*** DATA FOR THIS TASK ***

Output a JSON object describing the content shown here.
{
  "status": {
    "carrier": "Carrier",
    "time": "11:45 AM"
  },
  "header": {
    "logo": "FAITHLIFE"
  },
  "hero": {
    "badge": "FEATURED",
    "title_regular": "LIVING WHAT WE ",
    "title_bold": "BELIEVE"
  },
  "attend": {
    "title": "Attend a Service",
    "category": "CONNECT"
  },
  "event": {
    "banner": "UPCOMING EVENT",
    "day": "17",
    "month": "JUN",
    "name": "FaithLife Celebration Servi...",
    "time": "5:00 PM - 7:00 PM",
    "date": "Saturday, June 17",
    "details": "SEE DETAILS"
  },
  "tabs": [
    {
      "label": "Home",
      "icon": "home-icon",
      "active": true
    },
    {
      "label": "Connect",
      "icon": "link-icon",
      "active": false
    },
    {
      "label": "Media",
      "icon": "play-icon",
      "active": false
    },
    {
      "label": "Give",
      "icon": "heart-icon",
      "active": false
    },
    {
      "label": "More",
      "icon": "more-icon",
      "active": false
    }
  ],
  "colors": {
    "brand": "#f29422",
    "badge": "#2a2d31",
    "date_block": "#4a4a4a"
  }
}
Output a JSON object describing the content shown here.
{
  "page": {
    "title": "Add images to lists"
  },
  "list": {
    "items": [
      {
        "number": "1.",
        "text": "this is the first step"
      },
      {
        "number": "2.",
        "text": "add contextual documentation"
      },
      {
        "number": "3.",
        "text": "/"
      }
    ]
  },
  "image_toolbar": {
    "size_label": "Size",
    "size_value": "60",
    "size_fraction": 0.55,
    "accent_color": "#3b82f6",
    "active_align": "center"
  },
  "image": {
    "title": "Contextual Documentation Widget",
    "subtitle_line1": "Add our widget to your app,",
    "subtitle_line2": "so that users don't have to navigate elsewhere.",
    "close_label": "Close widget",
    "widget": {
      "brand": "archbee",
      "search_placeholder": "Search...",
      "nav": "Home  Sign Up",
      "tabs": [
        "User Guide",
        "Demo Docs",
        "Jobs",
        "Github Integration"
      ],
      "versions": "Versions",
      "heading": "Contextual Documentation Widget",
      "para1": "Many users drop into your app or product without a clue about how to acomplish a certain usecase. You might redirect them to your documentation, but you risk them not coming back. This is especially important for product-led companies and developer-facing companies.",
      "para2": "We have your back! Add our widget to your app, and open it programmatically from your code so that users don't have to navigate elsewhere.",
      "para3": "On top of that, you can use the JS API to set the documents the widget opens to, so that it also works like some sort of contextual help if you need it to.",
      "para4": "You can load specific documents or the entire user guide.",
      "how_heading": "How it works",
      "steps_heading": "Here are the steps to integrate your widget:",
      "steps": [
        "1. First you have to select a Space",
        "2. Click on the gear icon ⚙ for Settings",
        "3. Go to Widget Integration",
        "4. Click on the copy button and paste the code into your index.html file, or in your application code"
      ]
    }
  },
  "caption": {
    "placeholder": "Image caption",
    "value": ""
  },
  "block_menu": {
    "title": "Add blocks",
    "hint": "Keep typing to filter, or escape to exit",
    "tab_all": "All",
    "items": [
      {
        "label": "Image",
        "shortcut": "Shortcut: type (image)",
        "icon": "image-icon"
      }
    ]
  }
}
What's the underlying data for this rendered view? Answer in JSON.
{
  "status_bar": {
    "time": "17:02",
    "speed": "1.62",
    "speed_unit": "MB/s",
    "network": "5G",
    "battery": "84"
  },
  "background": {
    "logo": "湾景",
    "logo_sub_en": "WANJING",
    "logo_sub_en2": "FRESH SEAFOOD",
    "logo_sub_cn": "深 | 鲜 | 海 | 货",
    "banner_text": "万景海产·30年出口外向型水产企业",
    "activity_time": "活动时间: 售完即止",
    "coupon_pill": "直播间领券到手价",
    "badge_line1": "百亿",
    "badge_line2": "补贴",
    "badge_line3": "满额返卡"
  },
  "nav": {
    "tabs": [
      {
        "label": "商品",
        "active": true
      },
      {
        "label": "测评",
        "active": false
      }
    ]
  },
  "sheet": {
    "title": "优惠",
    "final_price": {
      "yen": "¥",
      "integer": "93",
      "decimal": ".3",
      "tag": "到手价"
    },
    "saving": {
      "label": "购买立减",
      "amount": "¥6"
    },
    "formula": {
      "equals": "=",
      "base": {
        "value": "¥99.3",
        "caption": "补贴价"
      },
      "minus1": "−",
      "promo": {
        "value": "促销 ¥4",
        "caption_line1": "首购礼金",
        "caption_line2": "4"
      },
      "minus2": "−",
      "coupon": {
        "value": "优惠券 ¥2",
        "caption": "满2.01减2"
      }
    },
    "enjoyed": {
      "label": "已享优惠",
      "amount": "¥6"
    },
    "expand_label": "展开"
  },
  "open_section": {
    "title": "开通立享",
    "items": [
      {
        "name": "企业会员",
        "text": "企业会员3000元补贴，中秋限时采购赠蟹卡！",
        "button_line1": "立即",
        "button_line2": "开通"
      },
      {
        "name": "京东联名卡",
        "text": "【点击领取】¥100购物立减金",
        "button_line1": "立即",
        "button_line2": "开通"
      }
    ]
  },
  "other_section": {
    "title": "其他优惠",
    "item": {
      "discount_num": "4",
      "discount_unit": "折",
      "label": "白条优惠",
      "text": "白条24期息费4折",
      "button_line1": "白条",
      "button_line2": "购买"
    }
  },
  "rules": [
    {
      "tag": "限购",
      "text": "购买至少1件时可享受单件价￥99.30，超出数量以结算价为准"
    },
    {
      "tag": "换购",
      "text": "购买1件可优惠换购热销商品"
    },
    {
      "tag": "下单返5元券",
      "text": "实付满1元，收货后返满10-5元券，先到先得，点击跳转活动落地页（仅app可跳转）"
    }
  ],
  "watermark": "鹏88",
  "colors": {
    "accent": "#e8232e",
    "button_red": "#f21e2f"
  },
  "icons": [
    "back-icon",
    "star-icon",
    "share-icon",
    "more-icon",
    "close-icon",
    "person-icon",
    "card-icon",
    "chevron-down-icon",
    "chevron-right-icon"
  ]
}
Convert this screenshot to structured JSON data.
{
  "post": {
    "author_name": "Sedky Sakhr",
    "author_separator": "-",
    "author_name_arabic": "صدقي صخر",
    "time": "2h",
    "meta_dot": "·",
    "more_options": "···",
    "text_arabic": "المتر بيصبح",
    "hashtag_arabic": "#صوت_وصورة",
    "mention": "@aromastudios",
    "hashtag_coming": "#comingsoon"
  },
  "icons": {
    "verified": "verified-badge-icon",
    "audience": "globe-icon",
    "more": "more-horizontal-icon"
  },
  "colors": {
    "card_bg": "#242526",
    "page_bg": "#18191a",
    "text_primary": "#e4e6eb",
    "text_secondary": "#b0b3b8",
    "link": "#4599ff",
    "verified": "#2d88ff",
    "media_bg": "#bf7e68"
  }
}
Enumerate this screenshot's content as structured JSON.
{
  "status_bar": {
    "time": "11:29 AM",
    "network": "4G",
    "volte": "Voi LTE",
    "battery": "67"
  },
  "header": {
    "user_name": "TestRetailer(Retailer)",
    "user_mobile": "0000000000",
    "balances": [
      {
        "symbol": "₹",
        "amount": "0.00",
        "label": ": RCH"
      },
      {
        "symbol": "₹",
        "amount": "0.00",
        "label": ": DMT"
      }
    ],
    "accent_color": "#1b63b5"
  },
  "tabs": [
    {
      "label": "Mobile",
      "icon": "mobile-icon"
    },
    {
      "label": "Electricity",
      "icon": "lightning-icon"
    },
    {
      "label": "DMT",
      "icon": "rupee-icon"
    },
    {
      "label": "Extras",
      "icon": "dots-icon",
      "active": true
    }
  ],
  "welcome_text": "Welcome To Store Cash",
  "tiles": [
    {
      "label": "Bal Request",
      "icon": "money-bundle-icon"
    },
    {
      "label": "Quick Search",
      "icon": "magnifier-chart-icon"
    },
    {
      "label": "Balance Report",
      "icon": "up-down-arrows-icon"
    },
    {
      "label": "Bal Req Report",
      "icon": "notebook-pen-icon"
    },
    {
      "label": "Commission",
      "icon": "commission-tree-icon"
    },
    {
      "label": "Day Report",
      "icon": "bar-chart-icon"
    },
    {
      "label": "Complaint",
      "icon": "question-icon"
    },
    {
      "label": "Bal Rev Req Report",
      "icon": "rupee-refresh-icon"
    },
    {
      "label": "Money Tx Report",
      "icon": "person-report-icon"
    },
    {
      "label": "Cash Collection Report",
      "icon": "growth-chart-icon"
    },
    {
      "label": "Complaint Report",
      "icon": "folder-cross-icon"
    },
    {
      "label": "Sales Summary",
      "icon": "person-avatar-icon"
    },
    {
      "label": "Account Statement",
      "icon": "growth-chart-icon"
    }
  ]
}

***

WHAT TO PRODUCE =
Give the count of lines in the data above that hold the string "steps", with no additional words.

EXPECTED ANSWER =
2